> **Task brief**
Only the pictures are to be left out; set down the rest of the records exactly.

> **Extracted entries**

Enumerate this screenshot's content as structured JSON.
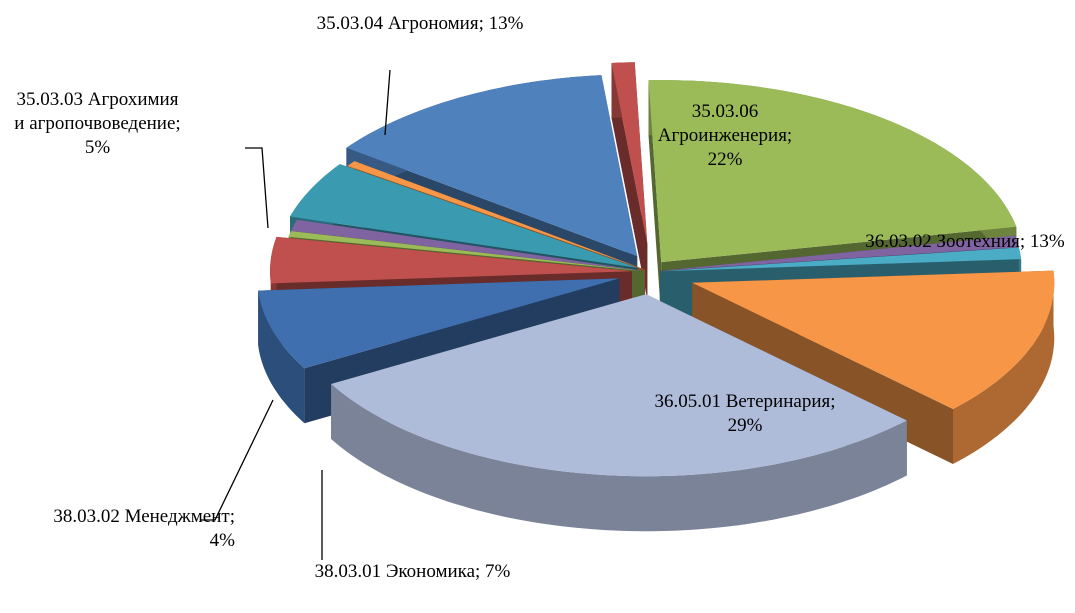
{
  "chart_data": {
    "type": "pie3d",
    "values": [
      22,
      1,
      1,
      13,
      29,
      7,
      4,
      0.5,
      1,
      5,
      0.5,
      13,
      1
    ],
    "value_labels": [
      "35.03.06 Агроинженерия; 22%",
      null,
      null,
      "36.03.02 Зоотехния; 13%",
      "36.05.01 Ветеринария; 29%",
      "38.03.01 Экономика; 7%",
      "38.03.02 Менеджмент; 4%",
      null,
      null,
      "35.03.03 Агрохимия и агропочвоведение; 5%",
      null,
      "35.03.04 Агрономия; 13%",
      null
    ],
    "colors": [
      "#9bbb59",
      "#8064a2",
      "#4bacc6",
      "#f79646",
      "#aebbd9",
      "#3f6fae",
      "#c0504d",
      "#9bbb59",
      "#8064a2",
      "#3a9bb0",
      "#f79646",
      "#4f81bd",
      "#c0504d"
    ]
  }
}
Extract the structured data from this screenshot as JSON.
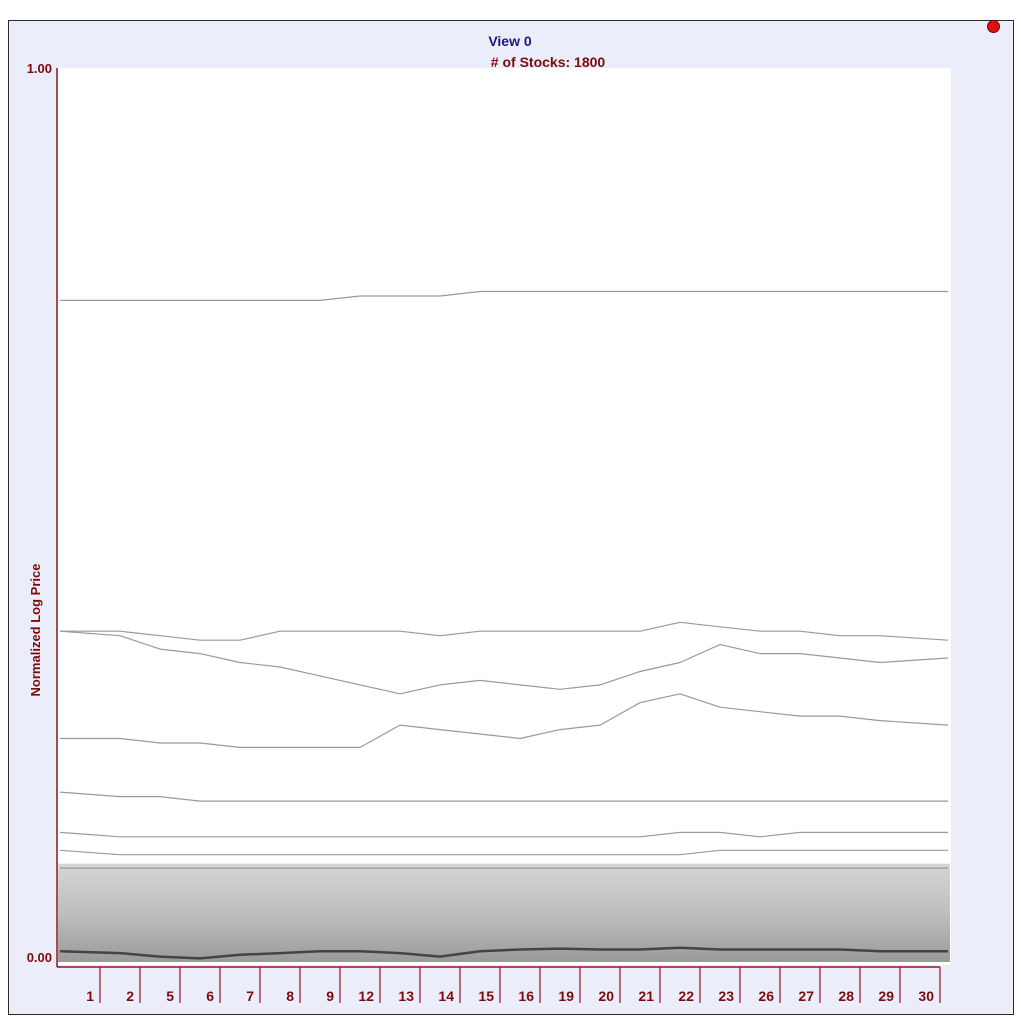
{
  "view_title": "View 0",
  "stock_count_label": "# of Stocks: 1800",
  "colors": {
    "title": "#1a1a7a",
    "label": "#7a0c0c",
    "axis": "#8b1a1a",
    "panel": "#ecedfa",
    "series": "#9a9a9a",
    "dense": "#444444",
    "indicator": "#e01010"
  },
  "chart_data": {
    "type": "line",
    "title": "View 0",
    "subtitle": "# of Stocks: 1800",
    "xlabel": "",
    "ylabel": "Normalized Log Price",
    "ylim": [
      0,
      1
    ],
    "y_tick_labels": [
      "0.00",
      "1.00"
    ],
    "categories": [
      "1",
      "2",
      "5",
      "6",
      "7",
      "8",
      "9",
      "12",
      "13",
      "14",
      "15",
      "16",
      "19",
      "20",
      "21",
      "22",
      "23",
      "26",
      "27",
      "28",
      "29",
      "30"
    ],
    "series": [
      {
        "values": [
          0.74,
          0.74,
          0.74,
          0.74,
          0.74,
          0.74,
          0.74,
          0.745,
          0.745,
          0.745,
          0.75,
          0.75,
          0.75,
          0.75,
          0.75,
          0.75,
          0.75,
          0.75,
          0.75,
          0.75,
          0.75,
          0.75
        ]
      },
      {
        "values": [
          0.37,
          0.37,
          0.365,
          0.36,
          0.36,
          0.37,
          0.37,
          0.37,
          0.37,
          0.365,
          0.37,
          0.37,
          0.37,
          0.37,
          0.37,
          0.38,
          0.375,
          0.37,
          0.37,
          0.365,
          0.365,
          0.36
        ]
      },
      {
        "values": [
          0.37,
          0.365,
          0.35,
          0.345,
          0.335,
          0.33,
          0.32,
          0.31,
          0.3,
          0.31,
          0.315,
          0.31,
          0.305,
          0.31,
          0.325,
          0.335,
          0.355,
          0.345,
          0.345,
          0.34,
          0.335,
          0.34
        ]
      },
      {
        "values": [
          0.25,
          0.25,
          0.245,
          0.245,
          0.24,
          0.24,
          0.24,
          0.24,
          0.265,
          0.26,
          0.255,
          0.25,
          0.26,
          0.265,
          0.29,
          0.3,
          0.285,
          0.28,
          0.275,
          0.275,
          0.27,
          0.265
        ]
      },
      {
        "values": [
          0.19,
          0.185,
          0.185,
          0.18,
          0.18,
          0.18,
          0.18,
          0.18,
          0.18,
          0.18,
          0.18,
          0.18,
          0.18,
          0.18,
          0.18,
          0.18,
          0.18,
          0.18,
          0.18,
          0.18,
          0.18,
          0.18
        ]
      },
      {
        "values": [
          0.145,
          0.14,
          0.14,
          0.14,
          0.14,
          0.14,
          0.14,
          0.14,
          0.14,
          0.14,
          0.14,
          0.14,
          0.14,
          0.14,
          0.14,
          0.145,
          0.145,
          0.14,
          0.145,
          0.145,
          0.145,
          0.145
        ]
      },
      {
        "values": [
          0.125,
          0.12,
          0.12,
          0.12,
          0.12,
          0.12,
          0.12,
          0.12,
          0.12,
          0.12,
          0.12,
          0.12,
          0.12,
          0.12,
          0.12,
          0.12,
          0.125,
          0.125,
          0.125,
          0.125,
          0.125,
          0.125
        ]
      },
      {
        "values": [
          0.105,
          0.105,
          0.105,
          0.105,
          0.105,
          0.105,
          0.105,
          0.105,
          0.105,
          0.105,
          0.105,
          0.105,
          0.105,
          0.105,
          0.105,
          0.105,
          0.105,
          0.105,
          0.105,
          0.105,
          0.105,
          0.105
        ]
      },
      {
        "values": [
          0.012,
          0.01,
          0.006,
          0.004,
          0.008,
          0.01,
          0.012,
          0.012,
          0.01,
          0.006,
          0.012,
          0.014,
          0.015,
          0.014,
          0.014,
          0.016,
          0.014,
          0.014,
          0.014,
          0.014,
          0.012,
          0.012
        ]
      }
    ],
    "dense_band": {
      "low": 0.0,
      "high": 0.11
    },
    "grid": false,
    "legend": "none"
  }
}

> **Solution below**
Enumerate this screenshot's content as structured JSON.
{
  "chart_data": {
    "type": "pie3d",
    "values": [
      22,
      1,
      1,
      13,
      29,
      7,
      4,
      0.5,
      1,
      5,
      0.5,
      13,
      1
    ],
    "value_labels": [
      "35.03.06 Агроинженерия; 22%",
      null,
      null,
      "36.03.02 Зоотехния; 13%",
      "36.05.01 Ветеринария; 29%",
      "38.03.01 Экономика; 7%",
      "38.03.02 Менеджмент; 4%",
      null,
      null,
      "35.03.03 Агрохимия и агропочвоведение; 5%",
      null,
      "35.03.04 Агрономия; 13%",
      null
    ],
    "colors": [
      "#9bbb59",
      "#8064a2",
      "#4bacc6",
      "#f79646",
      "#aebbd9",
      "#3f6fae",
      "#c0504d",
      "#9bbb59",
      "#8064a2",
      "#3a9bb0",
      "#f79646",
      "#4f81bd",
      "#c0504d"
    ]
  }
}
Extract the structured data from this screenshot as JSON.
{
  "view_title": "View 0",
  "stock_count_label": "# of Stocks: 1800",
  "colors": {
    "title": "#1a1a7a",
    "label": "#7a0c0c",
    "axis": "#8b1a1a",
    "panel": "#ecedfa",
    "series": "#9a9a9a",
    "dense": "#444444",
    "indicator": "#e01010"
  },
  "chart_data": {
    "type": "line",
    "title": "View 0",
    "subtitle": "# of Stocks: 1800",
    "xlabel": "",
    "ylabel": "Normalized Log Price",
    "ylim": [
      0,
      1
    ],
    "y_tick_labels": [
      "0.00",
      "1.00"
    ],
    "categories": [
      "1",
      "2",
      "5",
      "6",
      "7",
      "8",
      "9",
      "12",
      "13",
      "14",
      "15",
      "16",
      "19",
      "20",
      "21",
      "22",
      "23",
      "26",
      "27",
      "28",
      "29",
      "30"
    ],
    "series": [
      {
        "values": [
          0.74,
          0.74,
          0.74,
          0.74,
          0.74,
          0.74,
          0.74,
          0.745,
          0.745,
          0.745,
          0.75,
          0.75,
          0.75,
          0.75,
          0.75,
          0.75,
          0.75,
          0.75,
          0.75,
          0.75,
          0.75,
          0.75
        ]
      },
      {
        "values": [
          0.37,
          0.37,
          0.365,
          0.36,
          0.36,
          0.37,
          0.37,
          0.37,
          0.37,
          0.365,
          0.37,
          0.37,
          0.37,
          0.37,
          0.37,
          0.38,
          0.375,
          0.37,
          0.37,
          0.365,
          0.365,
          0.36
        ]
      },
      {
        "values": [
          0.37,
          0.365,
          0.35,
          0.345,
          0.335,
          0.33,
          0.32,
          0.31,
          0.3,
          0.31,
          0.315,
          0.31,
          0.305,
          0.31,
          0.325,
          0.335,
          0.355,
          0.345,
          0.345,
          0.34,
          0.335,
          0.34
        ]
      },
      {
        "values": [
          0.25,
          0.25,
          0.245,
          0.245,
          0.24,
          0.24,
          0.24,
          0.24,
          0.265,
          0.26,
          0.255,
          0.25,
          0.26,
          0.265,
          0.29,
          0.3,
          0.285,
          0.28,
          0.275,
          0.275,
          0.27,
          0.265
        ]
      },
      {
        "values": [
          0.19,
          0.185,
          0.185,
          0.18,
          0.18,
          0.18,
          0.18,
          0.18,
          0.18,
          0.18,
          0.18,
          0.18,
          0.18,
          0.18,
          0.18,
          0.18,
          0.18,
          0.18,
          0.18,
          0.18,
          0.18,
          0.18
        ]
      },
      {
        "values": [
          0.145,
          0.14,
          0.14,
          0.14,
          0.14,
          0.14,
          0.14,
          0.14,
          0.14,
          0.14,
          0.14,
          0.14,
          0.14,
          0.14,
          0.14,
          0.145,
          0.145,
          0.14,
          0.145,
          0.145,
          0.145,
          0.145
        ]
      },
      {
        "values": [
          0.125,
          0.12,
          0.12,
          0.12,
          0.12,
          0.12,
          0.12,
          0.12,
          0.12,
          0.12,
          0.12,
          0.12,
          0.12,
          0.12,
          0.12,
          0.12,
          0.125,
          0.125,
          0.125,
          0.125,
          0.125,
          0.125
        ]
      },
      {
        "values": [
          0.105,
          0.105,
          0.105,
          0.105,
          0.105,
          0.105,
          0.105,
          0.105,
          0.105,
          0.105,
          0.105,
          0.105,
          0.105,
          0.105,
          0.105,
          0.105,
          0.105,
          0.105,
          0.105,
          0.105,
          0.105,
          0.105
        ]
      },
      {
        "values": [
          0.012,
          0.01,
          0.006,
          0.004,
          0.008,
          0.01,
          0.012,
          0.012,
          0.01,
          0.006,
          0.012,
          0.014,
          0.015,
          0.014,
          0.014,
          0.016,
          0.014,
          0.014,
          0.014,
          0.014,
          0.012,
          0.012
        ]
      }
    ],
    "dense_band": {
      "low": 0.0,
      "high": 0.11
    },
    "grid": false,
    "legend": "none"
  }
}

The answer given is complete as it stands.